» **PROVIDED DATA**:
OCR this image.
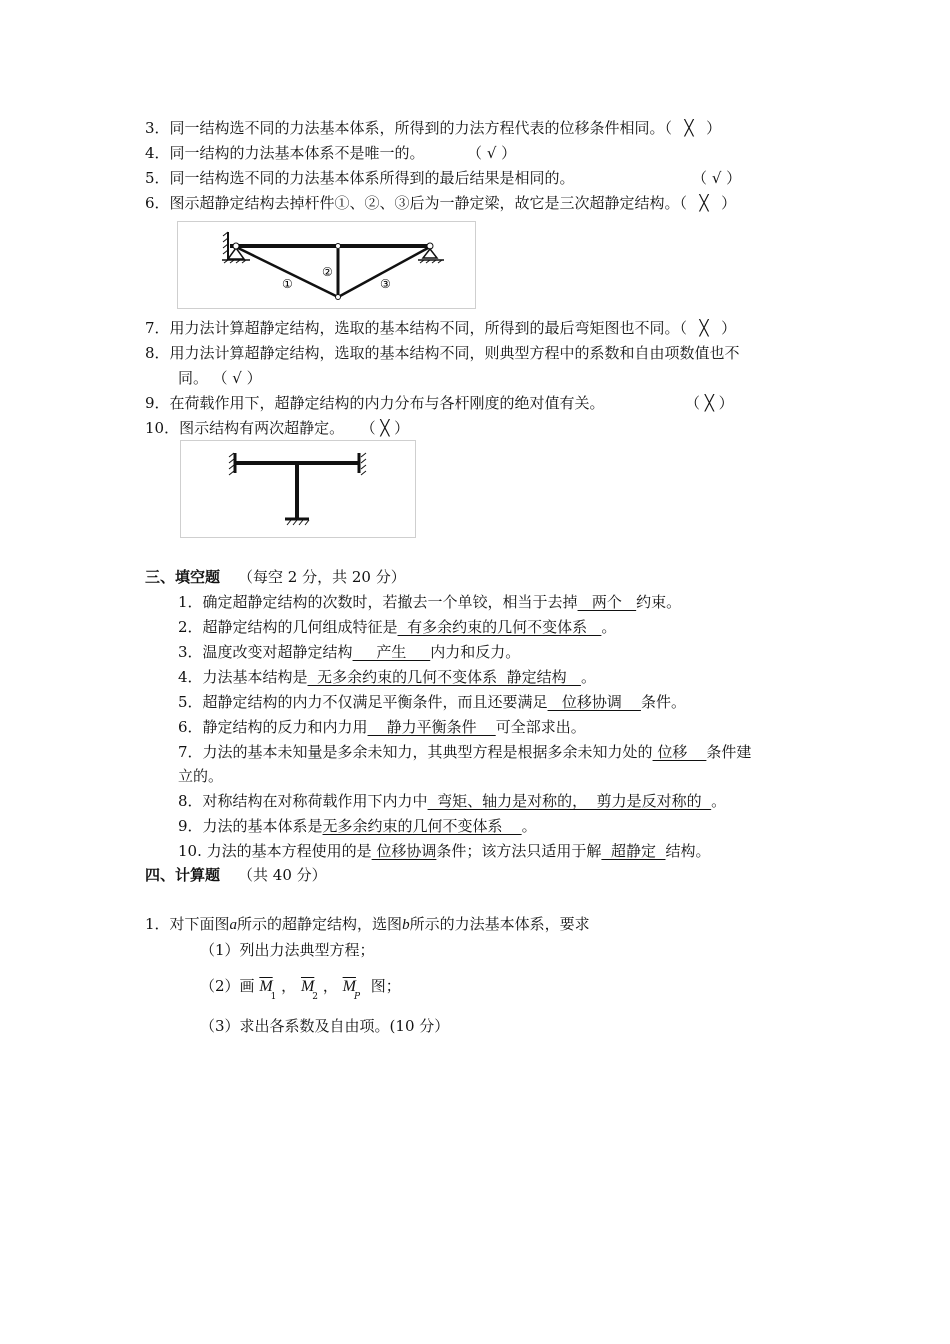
3．同一结构选不同的力法基本体系，所得到的力法方程代表的位移条件相同。（ ╳ ）
4．同一结构的力法基本体系不是唯一的。	（ √ ）
5．同一结构选不同的力法基本体系所得到的最后结果是相同的。	（ √ ）
6．图示超静定结构去掉杆件①、②、③后为一静定梁，故它是三次超静定结构。（ ╳ ）
①
②
③
7．用力法计算超静定结构，选取的基本结构不同，所得到的最后弯矩图也不同。（ ╳ ）
8．用力法计算超静定结构，选取的基本结构不同，则典型方程中的系数和自由项数值也不
同。 （ √ ）
9．在荷载作用下，超静定结构的内力分布与各杆刚度的绝对值有关。	（ ╳ ）
10．图示结构有两次超静定。 （ ╳ ）
三、填空题 （每空 2 分，共 20 分）
1．确定超静定结构的次数时，若撤去一个单铰，相当于去掉   两个   约束。
2．超静定结构的几何组成特征是  有多余约束的几何不变体系   。
3．温度改变对超静定结构     产生     内力和反力。
4．力法基本结构是  无多余约束的几何不变体系  静定结构   。
5．超静定结构的内力不仅满足平衡条件，而且还要满足   位移协调    条件。
6．静定结构的反力和内力用    静力平衡条件    可全部求出。
7．力法的基本未知量是多余未知力，其典型方程是根据多余未知力处的 位移    条件建
立的。
8．对称结构在对称荷载作用下内力中  弯矩、轴力是对称的，  剪力是反对称的  。
9．力法的基本体系是无多余约束的几何不变体系    。
10. 力法的基本方程使用的是 位移协调条件；该方法只适用于解  超静定  结构。
四、计算题 （共 40 分）
1．对下面图a所示的超静定结构，选图b所示的力法基本体系，要求
（1）列出力法典型方程；
（2）画 $\overline{M}_1$ ， $\overline{M}_2$ ， $\overline{M}_P$ 图；
（3）求出各系数及自由项。(10 分）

» **REQUIREMENTS**: Pick out every line with the string "用力法计算超静定结构" and copy it.

» **WRITTEN RESPONSE**:
7．用力法计算超静定结构，选取的基本结构不同，所得到的最后弯矩图也不同。（ ╳ ）
8．用力法计算超静定结构，选取的基本结构不同，则典型方程中的系数和自由项数值也不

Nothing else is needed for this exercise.